>> START LISTED ENTRIES
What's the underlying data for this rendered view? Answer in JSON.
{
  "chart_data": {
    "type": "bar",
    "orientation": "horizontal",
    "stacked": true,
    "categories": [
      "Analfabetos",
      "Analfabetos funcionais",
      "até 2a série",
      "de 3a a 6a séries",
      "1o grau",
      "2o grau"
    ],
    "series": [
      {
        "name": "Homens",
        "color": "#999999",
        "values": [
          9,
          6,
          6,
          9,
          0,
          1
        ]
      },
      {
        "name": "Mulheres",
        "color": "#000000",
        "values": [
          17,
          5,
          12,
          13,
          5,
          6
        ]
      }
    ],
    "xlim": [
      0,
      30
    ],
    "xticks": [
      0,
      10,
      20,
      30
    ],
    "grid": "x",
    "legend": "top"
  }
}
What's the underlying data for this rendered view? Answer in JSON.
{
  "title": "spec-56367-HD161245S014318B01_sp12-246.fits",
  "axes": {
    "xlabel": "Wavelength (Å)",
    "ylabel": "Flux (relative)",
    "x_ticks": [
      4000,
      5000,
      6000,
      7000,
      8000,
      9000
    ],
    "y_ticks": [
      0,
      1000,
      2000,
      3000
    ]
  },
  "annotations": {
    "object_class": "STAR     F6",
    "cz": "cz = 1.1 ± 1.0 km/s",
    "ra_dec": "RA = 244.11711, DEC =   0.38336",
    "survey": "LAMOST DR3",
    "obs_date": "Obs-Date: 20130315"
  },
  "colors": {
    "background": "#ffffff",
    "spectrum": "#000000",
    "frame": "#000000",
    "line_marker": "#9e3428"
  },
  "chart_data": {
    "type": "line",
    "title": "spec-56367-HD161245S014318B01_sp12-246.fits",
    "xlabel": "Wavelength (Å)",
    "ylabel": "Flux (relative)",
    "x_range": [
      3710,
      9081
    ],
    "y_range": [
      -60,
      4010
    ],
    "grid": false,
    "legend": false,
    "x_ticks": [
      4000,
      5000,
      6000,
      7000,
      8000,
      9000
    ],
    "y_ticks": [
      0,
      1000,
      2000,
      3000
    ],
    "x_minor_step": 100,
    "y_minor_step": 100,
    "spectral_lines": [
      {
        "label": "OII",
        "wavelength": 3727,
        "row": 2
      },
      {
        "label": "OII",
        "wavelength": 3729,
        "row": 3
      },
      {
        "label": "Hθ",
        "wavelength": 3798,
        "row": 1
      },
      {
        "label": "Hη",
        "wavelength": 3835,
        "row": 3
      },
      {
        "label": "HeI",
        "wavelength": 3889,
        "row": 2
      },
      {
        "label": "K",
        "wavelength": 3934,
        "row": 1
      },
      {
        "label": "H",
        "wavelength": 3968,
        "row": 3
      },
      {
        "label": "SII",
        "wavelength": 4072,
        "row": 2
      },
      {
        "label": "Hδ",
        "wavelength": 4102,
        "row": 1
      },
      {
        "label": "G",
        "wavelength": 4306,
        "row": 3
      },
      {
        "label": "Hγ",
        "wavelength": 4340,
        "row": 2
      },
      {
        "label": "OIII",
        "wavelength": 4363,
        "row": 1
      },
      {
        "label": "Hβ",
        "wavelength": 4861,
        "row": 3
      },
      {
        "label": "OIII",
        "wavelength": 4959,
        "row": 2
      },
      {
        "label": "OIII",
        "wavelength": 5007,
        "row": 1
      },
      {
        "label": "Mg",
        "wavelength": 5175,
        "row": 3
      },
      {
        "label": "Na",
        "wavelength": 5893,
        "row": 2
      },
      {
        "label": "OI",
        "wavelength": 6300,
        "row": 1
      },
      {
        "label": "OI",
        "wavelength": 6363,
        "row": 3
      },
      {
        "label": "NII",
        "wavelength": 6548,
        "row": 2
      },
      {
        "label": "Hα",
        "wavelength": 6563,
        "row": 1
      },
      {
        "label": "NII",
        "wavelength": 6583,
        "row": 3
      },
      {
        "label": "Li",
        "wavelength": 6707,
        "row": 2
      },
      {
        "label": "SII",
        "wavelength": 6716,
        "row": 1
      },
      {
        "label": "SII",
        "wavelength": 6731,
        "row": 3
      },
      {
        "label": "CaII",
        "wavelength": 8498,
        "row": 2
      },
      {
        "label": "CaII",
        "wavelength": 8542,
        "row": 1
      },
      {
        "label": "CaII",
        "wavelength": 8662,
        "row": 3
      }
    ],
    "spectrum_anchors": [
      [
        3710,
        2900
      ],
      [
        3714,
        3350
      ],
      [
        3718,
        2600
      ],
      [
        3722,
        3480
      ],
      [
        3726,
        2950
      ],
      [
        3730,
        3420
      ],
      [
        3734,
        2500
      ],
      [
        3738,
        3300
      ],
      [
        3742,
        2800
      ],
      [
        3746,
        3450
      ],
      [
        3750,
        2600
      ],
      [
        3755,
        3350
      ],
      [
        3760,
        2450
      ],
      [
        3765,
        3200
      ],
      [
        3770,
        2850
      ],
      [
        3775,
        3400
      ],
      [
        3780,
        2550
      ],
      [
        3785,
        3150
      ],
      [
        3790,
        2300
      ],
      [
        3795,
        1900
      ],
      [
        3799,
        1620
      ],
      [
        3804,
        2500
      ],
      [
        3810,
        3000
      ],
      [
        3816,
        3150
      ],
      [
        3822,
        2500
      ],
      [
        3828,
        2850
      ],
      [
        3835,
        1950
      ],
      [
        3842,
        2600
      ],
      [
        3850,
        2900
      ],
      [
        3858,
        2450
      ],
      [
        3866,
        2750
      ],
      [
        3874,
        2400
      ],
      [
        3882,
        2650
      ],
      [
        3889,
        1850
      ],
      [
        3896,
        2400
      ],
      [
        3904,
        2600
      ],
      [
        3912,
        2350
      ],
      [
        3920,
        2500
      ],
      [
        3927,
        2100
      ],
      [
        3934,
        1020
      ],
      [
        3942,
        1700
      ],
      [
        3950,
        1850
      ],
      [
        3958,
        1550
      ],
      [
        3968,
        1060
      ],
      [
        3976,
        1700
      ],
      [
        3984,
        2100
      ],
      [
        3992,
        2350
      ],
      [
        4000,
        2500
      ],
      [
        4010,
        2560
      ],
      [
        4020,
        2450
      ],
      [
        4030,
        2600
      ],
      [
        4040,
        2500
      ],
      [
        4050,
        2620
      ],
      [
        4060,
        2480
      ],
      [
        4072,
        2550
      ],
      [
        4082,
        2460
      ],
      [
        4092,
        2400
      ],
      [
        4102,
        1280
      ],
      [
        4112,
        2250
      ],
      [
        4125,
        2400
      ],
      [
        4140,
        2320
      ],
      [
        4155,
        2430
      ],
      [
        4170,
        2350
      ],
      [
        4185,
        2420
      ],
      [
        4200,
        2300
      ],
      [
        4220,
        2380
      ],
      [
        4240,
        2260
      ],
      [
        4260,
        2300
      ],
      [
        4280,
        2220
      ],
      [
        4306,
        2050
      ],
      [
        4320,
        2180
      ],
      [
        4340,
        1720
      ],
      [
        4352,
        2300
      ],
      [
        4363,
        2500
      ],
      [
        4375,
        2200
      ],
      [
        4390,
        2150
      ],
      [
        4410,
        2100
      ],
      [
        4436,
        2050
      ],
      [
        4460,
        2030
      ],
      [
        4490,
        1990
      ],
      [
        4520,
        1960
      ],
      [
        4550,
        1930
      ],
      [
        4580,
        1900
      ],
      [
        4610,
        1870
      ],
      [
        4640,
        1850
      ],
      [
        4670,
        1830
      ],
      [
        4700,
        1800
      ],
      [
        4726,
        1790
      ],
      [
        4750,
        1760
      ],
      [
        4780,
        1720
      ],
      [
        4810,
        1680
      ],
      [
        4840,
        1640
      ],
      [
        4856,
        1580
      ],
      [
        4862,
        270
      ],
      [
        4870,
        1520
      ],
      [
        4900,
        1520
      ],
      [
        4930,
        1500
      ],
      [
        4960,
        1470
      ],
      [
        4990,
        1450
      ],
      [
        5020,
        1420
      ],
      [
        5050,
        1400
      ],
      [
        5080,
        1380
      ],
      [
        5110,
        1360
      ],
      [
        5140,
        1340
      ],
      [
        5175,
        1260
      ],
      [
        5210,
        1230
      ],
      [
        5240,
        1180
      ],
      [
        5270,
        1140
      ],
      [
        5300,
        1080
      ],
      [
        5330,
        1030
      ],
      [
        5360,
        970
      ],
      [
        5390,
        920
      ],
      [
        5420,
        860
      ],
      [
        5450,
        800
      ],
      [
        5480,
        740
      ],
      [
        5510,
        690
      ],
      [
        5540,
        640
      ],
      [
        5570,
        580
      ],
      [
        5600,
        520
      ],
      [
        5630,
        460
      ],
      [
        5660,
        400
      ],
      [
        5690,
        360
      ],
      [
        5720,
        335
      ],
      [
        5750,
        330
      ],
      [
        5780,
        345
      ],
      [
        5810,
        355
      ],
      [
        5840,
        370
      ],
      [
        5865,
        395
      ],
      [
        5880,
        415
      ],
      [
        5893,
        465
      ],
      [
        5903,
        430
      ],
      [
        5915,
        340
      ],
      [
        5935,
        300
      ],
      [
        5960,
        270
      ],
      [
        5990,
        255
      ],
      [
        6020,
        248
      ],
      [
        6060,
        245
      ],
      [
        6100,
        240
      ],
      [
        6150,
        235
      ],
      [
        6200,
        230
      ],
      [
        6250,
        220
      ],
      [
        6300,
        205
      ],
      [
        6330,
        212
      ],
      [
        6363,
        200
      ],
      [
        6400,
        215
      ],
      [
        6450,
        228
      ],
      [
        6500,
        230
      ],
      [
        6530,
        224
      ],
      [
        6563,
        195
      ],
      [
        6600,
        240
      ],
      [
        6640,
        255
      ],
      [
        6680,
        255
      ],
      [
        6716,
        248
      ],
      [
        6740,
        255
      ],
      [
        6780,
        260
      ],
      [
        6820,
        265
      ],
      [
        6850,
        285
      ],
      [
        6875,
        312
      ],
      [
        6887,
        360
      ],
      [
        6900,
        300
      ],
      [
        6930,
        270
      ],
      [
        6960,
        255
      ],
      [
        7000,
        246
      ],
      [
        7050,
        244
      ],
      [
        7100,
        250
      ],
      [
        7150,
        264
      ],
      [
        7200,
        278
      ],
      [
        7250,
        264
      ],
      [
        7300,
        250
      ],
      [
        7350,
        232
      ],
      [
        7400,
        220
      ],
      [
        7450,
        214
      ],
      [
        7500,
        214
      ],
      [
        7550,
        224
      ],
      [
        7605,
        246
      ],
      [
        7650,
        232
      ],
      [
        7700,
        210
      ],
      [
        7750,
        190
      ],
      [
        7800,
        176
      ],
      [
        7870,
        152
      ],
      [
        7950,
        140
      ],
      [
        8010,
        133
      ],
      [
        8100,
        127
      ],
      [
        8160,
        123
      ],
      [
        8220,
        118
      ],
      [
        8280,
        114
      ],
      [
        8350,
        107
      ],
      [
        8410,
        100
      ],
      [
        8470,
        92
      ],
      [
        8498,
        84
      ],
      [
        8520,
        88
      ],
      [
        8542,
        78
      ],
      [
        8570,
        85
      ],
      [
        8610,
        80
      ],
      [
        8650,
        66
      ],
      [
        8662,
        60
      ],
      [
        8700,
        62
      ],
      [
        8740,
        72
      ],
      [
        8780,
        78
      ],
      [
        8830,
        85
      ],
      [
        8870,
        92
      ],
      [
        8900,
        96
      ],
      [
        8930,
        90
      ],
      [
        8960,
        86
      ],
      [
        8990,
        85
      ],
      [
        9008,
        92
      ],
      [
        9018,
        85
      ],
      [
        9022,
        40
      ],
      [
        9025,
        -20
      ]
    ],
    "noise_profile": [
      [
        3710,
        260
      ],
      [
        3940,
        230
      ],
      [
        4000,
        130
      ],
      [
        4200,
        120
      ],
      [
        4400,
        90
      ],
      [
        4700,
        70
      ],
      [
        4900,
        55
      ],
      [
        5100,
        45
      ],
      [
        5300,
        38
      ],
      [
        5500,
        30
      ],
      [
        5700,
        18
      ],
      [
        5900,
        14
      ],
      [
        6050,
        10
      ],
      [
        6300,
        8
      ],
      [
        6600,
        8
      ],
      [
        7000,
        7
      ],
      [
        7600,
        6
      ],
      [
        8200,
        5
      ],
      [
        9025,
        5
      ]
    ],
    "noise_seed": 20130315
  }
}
>> END LISTED ENTRIES
### EXERCISE TASK
Select every line of the records holding the string "Analfabetos".

### FULL ANSWER
      "Analfabetos",
      "Analfabetos funcionais",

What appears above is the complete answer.